■ Prompt:
All lines in which the word "mayor" occurs are to be extracted.

■ Dataset content:
-.-.-

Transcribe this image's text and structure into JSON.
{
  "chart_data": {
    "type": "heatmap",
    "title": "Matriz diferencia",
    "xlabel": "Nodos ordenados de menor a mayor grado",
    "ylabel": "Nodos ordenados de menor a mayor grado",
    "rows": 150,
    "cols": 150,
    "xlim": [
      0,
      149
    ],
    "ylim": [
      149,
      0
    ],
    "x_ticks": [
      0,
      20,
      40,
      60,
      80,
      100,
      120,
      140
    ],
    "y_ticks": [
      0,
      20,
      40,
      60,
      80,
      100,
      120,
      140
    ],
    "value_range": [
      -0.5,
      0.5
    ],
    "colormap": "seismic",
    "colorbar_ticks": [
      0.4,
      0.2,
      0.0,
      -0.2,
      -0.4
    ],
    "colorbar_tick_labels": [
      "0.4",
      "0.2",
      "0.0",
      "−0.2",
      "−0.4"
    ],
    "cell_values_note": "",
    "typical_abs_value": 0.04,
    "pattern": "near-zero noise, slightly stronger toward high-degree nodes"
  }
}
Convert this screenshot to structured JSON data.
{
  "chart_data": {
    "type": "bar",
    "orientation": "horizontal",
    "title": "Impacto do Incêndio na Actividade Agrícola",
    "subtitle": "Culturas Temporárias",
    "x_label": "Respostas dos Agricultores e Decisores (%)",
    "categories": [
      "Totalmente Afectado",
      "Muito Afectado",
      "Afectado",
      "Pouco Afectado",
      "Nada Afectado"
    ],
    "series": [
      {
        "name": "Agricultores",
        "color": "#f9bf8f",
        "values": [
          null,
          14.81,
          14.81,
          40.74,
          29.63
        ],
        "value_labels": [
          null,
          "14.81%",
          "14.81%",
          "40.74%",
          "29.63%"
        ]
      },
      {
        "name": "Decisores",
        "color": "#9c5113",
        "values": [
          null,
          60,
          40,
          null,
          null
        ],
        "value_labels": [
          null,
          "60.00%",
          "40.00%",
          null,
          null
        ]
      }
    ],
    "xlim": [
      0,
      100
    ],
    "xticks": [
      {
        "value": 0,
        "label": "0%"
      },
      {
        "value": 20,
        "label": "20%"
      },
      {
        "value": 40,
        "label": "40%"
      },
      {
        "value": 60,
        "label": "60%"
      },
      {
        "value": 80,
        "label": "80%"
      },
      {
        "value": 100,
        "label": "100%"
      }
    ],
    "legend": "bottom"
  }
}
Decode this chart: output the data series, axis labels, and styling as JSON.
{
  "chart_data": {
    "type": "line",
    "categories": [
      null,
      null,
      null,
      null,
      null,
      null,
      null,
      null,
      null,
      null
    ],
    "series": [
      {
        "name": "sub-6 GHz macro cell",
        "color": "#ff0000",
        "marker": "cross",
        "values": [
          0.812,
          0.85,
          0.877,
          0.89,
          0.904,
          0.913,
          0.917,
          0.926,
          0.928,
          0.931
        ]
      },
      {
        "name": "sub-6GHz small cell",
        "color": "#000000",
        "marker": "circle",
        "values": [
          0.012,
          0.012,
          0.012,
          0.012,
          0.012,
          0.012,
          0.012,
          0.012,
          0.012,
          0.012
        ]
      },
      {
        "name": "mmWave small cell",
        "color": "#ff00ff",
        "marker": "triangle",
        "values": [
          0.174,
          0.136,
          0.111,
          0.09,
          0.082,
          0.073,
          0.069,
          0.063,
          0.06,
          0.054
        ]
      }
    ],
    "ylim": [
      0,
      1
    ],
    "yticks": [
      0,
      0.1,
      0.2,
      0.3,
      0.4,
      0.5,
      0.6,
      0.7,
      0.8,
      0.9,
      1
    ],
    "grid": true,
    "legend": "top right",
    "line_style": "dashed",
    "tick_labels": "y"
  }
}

-.-.-

■ Final result:
    "xlabel": "Nodos ordenados de menor a mayor grado",
    "ylabel": "Nodos ordenados de menor a mayor grado",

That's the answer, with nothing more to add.